#### Task description:
Return all lines from the listing below in which the string "time" occurs.

━━━━━ Supplied records ━━━━━

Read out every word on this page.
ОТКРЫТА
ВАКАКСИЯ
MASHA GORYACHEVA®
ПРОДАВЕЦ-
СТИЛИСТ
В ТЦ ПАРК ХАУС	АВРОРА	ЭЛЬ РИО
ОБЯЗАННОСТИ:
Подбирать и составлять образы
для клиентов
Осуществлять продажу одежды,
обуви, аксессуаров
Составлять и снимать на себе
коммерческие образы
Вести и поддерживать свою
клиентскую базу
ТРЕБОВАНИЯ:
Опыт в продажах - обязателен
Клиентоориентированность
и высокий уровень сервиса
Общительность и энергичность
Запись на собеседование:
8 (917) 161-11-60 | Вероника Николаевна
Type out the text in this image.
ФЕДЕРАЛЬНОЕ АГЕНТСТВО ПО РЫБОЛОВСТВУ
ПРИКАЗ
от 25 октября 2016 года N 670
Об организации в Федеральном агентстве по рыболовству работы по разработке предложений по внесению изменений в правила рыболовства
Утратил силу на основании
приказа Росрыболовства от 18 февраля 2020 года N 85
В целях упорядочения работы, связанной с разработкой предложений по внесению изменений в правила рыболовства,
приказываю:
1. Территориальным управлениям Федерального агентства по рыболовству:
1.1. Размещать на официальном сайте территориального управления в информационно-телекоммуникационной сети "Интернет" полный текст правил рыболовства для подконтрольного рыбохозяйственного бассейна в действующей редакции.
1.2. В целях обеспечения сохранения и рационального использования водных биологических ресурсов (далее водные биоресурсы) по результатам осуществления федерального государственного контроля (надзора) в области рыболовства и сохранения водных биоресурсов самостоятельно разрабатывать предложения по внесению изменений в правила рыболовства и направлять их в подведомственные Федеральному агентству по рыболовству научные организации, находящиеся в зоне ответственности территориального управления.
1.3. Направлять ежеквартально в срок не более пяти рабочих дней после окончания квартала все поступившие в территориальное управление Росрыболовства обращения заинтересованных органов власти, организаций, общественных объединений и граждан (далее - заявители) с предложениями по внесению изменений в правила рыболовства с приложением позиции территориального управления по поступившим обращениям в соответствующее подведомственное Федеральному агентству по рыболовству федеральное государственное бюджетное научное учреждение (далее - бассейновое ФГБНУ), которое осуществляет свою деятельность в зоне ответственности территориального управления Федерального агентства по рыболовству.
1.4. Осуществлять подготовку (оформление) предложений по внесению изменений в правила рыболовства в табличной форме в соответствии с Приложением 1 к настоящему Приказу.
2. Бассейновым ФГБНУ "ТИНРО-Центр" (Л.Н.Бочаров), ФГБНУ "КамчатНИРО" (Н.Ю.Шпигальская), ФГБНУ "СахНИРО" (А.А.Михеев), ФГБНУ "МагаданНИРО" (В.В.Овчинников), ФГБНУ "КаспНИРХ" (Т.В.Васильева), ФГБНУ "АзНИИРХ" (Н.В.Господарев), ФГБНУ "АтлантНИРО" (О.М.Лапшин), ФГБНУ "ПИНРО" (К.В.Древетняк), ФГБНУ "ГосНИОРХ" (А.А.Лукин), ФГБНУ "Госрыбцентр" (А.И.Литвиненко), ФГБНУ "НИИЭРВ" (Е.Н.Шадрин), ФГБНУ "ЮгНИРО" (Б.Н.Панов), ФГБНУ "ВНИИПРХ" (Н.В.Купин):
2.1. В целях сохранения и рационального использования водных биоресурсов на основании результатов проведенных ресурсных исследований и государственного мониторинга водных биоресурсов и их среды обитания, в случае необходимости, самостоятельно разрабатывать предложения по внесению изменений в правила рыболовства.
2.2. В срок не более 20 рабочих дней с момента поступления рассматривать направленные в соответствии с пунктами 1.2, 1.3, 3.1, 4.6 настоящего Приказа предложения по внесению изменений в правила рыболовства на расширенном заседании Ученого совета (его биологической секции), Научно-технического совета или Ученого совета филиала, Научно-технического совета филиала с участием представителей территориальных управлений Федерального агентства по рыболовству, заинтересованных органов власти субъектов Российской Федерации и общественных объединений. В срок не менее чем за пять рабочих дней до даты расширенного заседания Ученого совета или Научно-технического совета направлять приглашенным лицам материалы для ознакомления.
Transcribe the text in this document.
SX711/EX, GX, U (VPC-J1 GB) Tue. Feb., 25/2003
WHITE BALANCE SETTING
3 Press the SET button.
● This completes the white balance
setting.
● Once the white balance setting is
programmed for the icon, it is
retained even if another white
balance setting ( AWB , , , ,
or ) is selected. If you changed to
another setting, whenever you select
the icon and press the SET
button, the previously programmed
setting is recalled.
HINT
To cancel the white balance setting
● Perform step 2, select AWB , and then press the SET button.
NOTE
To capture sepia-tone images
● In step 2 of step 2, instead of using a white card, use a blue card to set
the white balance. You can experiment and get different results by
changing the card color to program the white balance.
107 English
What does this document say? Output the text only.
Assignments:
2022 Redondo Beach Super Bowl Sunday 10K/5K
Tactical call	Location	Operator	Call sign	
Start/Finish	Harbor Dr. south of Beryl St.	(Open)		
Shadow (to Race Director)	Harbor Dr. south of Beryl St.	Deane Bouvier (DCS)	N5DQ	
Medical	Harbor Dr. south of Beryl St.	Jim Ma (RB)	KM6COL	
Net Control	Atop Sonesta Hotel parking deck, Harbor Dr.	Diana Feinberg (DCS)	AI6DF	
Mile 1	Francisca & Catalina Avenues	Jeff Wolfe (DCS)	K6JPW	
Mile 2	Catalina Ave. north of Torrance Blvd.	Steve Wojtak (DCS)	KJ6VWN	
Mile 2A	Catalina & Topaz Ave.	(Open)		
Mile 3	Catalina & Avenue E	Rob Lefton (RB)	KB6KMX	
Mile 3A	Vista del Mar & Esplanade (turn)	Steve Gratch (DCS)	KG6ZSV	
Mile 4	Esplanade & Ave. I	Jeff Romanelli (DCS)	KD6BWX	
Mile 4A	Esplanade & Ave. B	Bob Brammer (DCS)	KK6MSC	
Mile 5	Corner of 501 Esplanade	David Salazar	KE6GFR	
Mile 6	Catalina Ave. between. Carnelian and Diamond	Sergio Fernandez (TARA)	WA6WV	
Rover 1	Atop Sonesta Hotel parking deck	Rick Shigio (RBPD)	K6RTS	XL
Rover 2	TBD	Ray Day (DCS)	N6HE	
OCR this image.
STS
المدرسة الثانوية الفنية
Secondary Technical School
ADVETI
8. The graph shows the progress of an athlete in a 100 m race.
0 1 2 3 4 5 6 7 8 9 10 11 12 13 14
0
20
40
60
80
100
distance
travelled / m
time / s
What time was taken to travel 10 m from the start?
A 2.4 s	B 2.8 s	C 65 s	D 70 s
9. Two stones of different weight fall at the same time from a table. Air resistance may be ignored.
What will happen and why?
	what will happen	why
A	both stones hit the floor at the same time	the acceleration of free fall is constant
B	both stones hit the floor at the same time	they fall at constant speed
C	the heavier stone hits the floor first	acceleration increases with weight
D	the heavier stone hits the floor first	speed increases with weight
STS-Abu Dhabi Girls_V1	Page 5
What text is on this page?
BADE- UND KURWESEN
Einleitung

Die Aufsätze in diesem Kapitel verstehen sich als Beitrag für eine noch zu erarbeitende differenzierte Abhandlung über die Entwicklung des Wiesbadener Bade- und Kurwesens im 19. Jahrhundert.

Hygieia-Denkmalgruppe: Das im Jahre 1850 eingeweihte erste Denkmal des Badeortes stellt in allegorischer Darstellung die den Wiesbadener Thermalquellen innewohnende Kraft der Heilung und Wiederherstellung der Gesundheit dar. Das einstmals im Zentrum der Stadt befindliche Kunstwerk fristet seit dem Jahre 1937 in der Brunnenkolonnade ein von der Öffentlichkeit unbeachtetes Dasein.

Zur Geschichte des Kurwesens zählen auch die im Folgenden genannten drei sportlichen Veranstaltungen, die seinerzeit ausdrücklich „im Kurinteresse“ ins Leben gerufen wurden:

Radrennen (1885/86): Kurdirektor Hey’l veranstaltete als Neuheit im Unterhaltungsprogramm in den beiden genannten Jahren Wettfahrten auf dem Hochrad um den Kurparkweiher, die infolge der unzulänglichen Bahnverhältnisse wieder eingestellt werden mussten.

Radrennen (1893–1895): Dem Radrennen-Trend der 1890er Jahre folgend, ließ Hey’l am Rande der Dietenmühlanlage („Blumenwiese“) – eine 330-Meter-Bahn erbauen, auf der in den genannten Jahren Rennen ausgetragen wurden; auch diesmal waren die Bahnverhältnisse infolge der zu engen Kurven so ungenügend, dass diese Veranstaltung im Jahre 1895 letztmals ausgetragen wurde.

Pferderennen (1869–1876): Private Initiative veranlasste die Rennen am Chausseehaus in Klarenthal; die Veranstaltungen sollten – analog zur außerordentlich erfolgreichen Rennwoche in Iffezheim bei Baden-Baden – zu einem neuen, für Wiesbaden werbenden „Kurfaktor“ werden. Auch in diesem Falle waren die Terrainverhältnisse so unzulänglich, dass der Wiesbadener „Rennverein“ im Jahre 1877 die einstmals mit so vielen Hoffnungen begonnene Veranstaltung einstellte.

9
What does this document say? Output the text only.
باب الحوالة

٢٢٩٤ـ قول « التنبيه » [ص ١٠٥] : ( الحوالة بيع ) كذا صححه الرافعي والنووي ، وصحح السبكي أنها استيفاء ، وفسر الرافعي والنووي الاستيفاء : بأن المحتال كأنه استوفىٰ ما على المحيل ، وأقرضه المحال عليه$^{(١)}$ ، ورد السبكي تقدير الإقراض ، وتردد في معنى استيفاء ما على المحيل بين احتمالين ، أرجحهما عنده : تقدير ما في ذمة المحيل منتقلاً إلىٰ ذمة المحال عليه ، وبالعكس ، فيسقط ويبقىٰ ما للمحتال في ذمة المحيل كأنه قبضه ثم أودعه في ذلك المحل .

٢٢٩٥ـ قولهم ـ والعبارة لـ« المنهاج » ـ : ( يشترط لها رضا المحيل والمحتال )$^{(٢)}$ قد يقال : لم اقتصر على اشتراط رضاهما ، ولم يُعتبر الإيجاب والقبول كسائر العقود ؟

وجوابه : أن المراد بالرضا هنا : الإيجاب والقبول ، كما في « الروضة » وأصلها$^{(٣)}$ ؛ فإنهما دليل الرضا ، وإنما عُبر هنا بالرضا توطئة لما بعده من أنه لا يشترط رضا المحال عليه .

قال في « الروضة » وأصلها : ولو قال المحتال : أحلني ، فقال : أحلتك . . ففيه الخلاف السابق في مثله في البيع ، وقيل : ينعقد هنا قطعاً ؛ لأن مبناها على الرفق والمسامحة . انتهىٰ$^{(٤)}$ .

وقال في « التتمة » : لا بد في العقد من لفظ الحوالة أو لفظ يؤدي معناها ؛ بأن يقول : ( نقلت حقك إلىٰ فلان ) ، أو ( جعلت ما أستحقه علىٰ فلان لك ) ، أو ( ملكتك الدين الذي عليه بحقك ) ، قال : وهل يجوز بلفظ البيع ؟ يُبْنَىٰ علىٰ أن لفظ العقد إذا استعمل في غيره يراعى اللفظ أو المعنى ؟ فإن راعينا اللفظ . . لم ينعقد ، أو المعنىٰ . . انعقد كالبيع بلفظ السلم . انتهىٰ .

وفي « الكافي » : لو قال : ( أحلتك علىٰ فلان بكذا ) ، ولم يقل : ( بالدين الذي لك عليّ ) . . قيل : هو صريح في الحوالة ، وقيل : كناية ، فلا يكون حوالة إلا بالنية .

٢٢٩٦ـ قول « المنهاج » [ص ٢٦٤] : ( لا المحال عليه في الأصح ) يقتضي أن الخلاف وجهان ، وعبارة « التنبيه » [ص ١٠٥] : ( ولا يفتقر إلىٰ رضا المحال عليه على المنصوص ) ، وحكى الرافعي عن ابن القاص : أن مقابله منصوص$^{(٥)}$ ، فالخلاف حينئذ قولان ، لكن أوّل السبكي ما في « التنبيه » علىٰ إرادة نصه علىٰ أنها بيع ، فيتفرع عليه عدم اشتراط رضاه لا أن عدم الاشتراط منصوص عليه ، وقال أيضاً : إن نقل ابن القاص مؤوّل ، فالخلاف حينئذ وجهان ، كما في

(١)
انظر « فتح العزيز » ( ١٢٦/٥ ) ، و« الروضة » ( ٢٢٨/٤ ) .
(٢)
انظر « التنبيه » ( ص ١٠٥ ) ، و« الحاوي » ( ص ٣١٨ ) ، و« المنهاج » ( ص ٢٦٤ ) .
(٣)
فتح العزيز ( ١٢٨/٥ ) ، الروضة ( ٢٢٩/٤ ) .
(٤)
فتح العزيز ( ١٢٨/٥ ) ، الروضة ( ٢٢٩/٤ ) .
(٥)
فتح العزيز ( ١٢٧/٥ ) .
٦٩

━━━━━

#### Solution to this exercise:
time / s
What time was taken to travel 10 m from the start?
9. Two stones of different weight fall at the same time from a table. Air resistance may be ignored.
A	both stones hit the floor at the same time	the acceleration of free fall is constant
B	both stones hit the floor at the same time	they fall at constant speed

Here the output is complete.